- AIM OF THE EXERCISE: Set down, in full, every record in the block.

┄┄┄┄┄┄┄┄┄┄┄┄┄┄┄┄┄┄┄┄

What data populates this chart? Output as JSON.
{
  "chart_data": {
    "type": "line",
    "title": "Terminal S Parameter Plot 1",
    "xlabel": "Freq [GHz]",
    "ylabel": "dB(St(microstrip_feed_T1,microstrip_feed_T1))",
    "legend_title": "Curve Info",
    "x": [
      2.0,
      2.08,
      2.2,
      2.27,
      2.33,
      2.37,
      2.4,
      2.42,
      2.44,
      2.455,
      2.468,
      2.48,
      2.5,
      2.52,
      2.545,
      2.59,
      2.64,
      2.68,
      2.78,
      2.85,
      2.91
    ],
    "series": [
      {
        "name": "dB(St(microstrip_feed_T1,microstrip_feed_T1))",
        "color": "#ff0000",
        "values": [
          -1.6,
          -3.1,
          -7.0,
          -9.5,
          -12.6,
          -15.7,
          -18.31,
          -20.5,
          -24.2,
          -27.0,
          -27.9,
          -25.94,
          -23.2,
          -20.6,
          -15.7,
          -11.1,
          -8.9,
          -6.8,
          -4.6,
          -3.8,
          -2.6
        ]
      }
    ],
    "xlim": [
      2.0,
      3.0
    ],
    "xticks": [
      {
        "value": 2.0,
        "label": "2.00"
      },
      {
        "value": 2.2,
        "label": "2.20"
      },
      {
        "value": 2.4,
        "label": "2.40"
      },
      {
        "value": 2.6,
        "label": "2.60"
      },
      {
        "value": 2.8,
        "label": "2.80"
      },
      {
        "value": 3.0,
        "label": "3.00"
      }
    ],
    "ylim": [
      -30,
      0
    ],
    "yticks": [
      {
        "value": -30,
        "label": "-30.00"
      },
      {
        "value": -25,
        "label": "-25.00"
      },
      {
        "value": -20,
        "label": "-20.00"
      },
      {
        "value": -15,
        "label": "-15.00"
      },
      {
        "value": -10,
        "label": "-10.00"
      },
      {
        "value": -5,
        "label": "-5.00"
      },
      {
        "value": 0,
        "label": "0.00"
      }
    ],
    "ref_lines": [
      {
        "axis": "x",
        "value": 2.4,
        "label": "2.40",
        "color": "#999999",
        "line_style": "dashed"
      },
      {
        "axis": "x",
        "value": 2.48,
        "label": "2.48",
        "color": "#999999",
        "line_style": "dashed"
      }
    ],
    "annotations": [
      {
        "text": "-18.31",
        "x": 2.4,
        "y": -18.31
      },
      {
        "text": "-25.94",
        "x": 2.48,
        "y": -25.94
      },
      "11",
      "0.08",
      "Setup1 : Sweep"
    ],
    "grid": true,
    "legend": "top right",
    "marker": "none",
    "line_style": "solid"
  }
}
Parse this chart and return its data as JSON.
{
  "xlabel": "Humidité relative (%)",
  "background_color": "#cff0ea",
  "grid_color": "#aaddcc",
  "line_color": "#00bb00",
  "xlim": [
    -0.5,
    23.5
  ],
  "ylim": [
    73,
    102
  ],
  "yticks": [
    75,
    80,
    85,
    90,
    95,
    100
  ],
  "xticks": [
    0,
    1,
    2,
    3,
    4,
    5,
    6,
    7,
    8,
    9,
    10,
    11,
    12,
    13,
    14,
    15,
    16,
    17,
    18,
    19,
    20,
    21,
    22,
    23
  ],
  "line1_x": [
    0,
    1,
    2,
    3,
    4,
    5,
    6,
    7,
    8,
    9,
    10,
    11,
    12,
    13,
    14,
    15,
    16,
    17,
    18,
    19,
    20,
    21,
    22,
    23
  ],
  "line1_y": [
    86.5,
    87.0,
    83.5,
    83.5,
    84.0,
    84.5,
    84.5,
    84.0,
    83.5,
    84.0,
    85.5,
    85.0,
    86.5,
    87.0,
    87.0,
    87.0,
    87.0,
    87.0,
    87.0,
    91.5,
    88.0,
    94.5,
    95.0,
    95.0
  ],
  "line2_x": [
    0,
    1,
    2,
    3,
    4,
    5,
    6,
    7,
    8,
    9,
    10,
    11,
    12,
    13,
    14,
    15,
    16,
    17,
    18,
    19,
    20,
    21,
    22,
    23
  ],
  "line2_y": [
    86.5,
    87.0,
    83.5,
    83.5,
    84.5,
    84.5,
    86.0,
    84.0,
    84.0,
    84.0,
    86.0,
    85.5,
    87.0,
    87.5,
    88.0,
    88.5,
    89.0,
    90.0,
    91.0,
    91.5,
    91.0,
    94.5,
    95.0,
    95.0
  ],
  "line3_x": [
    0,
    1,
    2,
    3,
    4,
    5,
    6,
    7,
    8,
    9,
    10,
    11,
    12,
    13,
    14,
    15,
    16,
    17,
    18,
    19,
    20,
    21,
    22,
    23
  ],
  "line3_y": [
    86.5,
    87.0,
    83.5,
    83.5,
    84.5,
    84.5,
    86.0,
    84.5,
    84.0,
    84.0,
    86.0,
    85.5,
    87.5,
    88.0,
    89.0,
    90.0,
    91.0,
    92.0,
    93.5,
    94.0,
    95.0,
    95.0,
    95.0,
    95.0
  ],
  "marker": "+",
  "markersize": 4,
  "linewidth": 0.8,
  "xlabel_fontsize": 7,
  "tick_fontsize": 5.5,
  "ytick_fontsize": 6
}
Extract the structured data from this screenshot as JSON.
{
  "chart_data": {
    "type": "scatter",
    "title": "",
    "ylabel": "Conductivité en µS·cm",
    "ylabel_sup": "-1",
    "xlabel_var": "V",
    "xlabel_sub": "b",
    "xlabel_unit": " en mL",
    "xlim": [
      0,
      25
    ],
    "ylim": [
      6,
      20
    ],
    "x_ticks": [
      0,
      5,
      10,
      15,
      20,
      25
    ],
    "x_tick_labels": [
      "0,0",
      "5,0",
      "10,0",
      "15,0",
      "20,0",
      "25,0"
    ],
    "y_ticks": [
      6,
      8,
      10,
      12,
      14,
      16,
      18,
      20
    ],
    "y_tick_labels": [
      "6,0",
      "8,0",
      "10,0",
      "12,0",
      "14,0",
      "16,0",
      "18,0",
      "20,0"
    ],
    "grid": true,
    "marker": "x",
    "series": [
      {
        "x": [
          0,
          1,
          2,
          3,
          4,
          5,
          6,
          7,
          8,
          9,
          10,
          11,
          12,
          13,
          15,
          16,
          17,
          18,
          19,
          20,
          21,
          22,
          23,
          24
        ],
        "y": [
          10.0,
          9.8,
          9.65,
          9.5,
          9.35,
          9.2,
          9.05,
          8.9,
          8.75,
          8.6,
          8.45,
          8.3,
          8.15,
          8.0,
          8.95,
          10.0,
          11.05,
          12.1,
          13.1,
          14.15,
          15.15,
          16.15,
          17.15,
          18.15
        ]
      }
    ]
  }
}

┄┄┄┄┄┄┄┄┄┄┄┄┄┄┄┄┄┄┄┄

- OUTPUT OF THE EXERCISE:
What data populates this chart? Output as JSON.
{
  "chart_data": {
    "type": "line",
    "title": "Terminal S Parameter Plot 1",
    "xlabel": "Freq [GHz]",
    "ylabel": "dB(St(microstrip_feed_T1,microstrip_feed_T1))",
    "legend_title": "Curve Info",
    "x": [
      2.0,
      2.08,
      2.2,
      2.27,
      2.33,
      2.37,
      2.4,
      2.42,
      2.44,
      2.455,
      2.468,
      2.48,
      2.5,
      2.52,
      2.545,
      2.59,
      2.64,
      2.68,
      2.78,
      2.85,
      2.91
    ],
    "series": [
      {
        "name": "dB(St(microstrip_feed_T1,microstrip_feed_T1))",
        "color": "#ff0000",
        "values": [
          -1.6,
          -3.1,
          -7.0,
          -9.5,
          -12.6,
          -15.7,
          -18.31,
          -20.5,
          -24.2,
          -27.0,
          -27.9,
          -25.94,
          -23.2,
          -20.6,
          -15.7,
          -11.1,
          -8.9,
          -6.8,
          -4.6,
          -3.8,
          -2.6
        ]
      }
    ],
    "xlim": [
      2.0,
      3.0
    ],
    "xticks": [
      {
        "value": 2.0,
        "label": "2.00"
      },
      {
        "value": 2.2,
        "label": "2.20"
      },
      {
        "value": 2.4,
        "label": "2.40"
      },
      {
        "value": 2.6,
        "label": "2.60"
      },
      {
        "value": 2.8,
        "label": "2.80"
      },
      {
        "value": 3.0,
        "label": "3.00"
      }
    ],
    "ylim": [
      -30,
      0
    ],
    "yticks": [
      {
        "value": -30,
        "label": "-30.00"
      },
      {
        "value": -25,
        "label": "-25.00"
      },
      {
        "value": -20,
        "label": "-20.00"
      },
      {
        "value": -15,
        "label": "-15.00"
      },
      {
        "value": -10,
        "label": "-10.00"
      },
      {
        "value": -5,
        "label": "-5.00"
      },
      {
        "value": 0,
        "label": "0.00"
      }
    ],
    "ref_lines": [
      {
        "axis": "x",
        "value": 2.4,
        "label": "2.40",
        "color": "#999999",
        "line_style": "dashed"
      },
      {
        "axis": "x",
        "value": 2.48,
        "label": "2.48",
        "color": "#999999",
        "line_style": "dashed"
      }
    ],
    "annotations": [
      {
        "text": "-18.31",
        "x": 2.4,
        "y": -18.31
      },
      {
        "text": "-25.94",
        "x": 2.48,
        "y": -25.94
      },
      "11",
      "0.08",
      "Setup1 : Sweep"
    ],
    "grid": true,
    "legend": "top right",
    "marker": "none",
    "line_style": "solid"
  }
}
Parse this chart and return its data as JSON.
{
  "xlabel": "Humidité relative (%)",
  "background_color": "#cff0ea",
  "grid_color": "#aaddcc",
  "line_color": "#00bb00",
  "xlim": [
    -0.5,
    23.5
  ],
  "ylim": [
    73,
    102
  ],
  "yticks": [
    75,
    80,
    85,
    90,
    95,
    100
  ],
  "xticks": [
    0,
    1,
    2,
    3,
    4,
    5,
    6,
    7,
    8,
    9,
    10,
    11,
    12,
    13,
    14,
    15,
    16,
    17,
    18,
    19,
    20,
    21,
    22,
    23
  ],
  "line1_x": [
    0,
    1,
    2,
    3,
    4,
    5,
    6,
    7,
    8,
    9,
    10,
    11,
    12,
    13,
    14,
    15,
    16,
    17,
    18,
    19,
    20,
    21,
    22,
    23
  ],
  "line1_y": [
    86.5,
    87.0,
    83.5,
    83.5,
    84.0,
    84.5,
    84.5,
    84.0,
    83.5,
    84.0,
    85.5,
    85.0,
    86.5,
    87.0,
    87.0,
    87.0,
    87.0,
    87.0,
    87.0,
    91.5,
    88.0,
    94.5,
    95.0,
    95.0
  ],
  "line2_x": [
    0,
    1,
    2,
    3,
    4,
    5,
    6,
    7,
    8,
    9,
    10,
    11,
    12,
    13,
    14,
    15,
    16,
    17,
    18,
    19,
    20,
    21,
    22,
    23
  ],
  "line2_y": [
    86.5,
    87.0,
    83.5,
    83.5,
    84.5,
    84.5,
    86.0,
    84.0,
    84.0,
    84.0,
    86.0,
    85.5,
    87.0,
    87.5,
    88.0,
    88.5,
    89.0,
    90.0,
    91.0,
    91.5,
    91.0,
    94.5,
    95.0,
    95.0
  ],
  "line3_x": [
    0,
    1,
    2,
    3,
    4,
    5,
    6,
    7,
    8,
    9,
    10,
    11,
    12,
    13,
    14,
    15,
    16,
    17,
    18,
    19,
    20,
    21,
    22,
    23
  ],
  "line3_y": [
    86.5,
    87.0,
    83.5,
    83.5,
    84.5,
    84.5,
    86.0,
    84.5,
    84.0,
    84.0,
    86.0,
    85.5,
    87.5,
    88.0,
    89.0,
    90.0,
    91.0,
    92.0,
    93.5,
    94.0,
    95.0,
    95.0,
    95.0,
    95.0
  ],
  "marker": "+",
  "markersize": 4,
  "linewidth": 0.8,
  "xlabel_fontsize": 7,
  "tick_fontsize": 5.5,
  "ytick_fontsize": 6
}
Extract the structured data from this screenshot as JSON.
{
  "chart_data": {
    "type": "scatter",
    "title": "",
    "ylabel": "Conductivité en µS·cm",
    "ylabel_sup": "-1",
    "xlabel_var": "V",
    "xlabel_sub": "b",
    "xlabel_unit": " en mL",
    "xlim": [
      0,
      25
    ],
    "ylim": [
      6,
      20
    ],
    "x_ticks": [
      0,
      5,
      10,
      15,
      20,
      25
    ],
    "x_tick_labels": [
      "0,0",
      "5,0",
      "10,0",
      "15,0",
      "20,0",
      "25,0"
    ],
    "y_ticks": [
      6,
      8,
      10,
      12,
      14,
      16,
      18,
      20
    ],
    "y_tick_labels": [
      "6,0",
      "8,0",
      "10,0",
      "12,0",
      "14,0",
      "16,0",
      "18,0",
      "20,0"
    ],
    "grid": true,
    "marker": "x",
    "series": [
      {
        "x": [
          0,
          1,
          2,
          3,
          4,
          5,
          6,
          7,
          8,
          9,
          10,
          11,
          12,
          13,
          15,
          16,
          17,
          18,
          19,
          20,
          21,
          22,
          23,
          24
        ],
        "y": [
          10.0,
          9.8,
          9.65,
          9.5,
          9.35,
          9.2,
          9.05,
          8.9,
          8.75,
          8.6,
          8.45,
          8.3,
          8.15,
          8.0,
          8.95,
          10.0,
          11.05,
          12.1,
          13.1,
          14.15,
          15.15,
          16.15,
          17.15,
          18.15
        ]
      }
    ]
  }
}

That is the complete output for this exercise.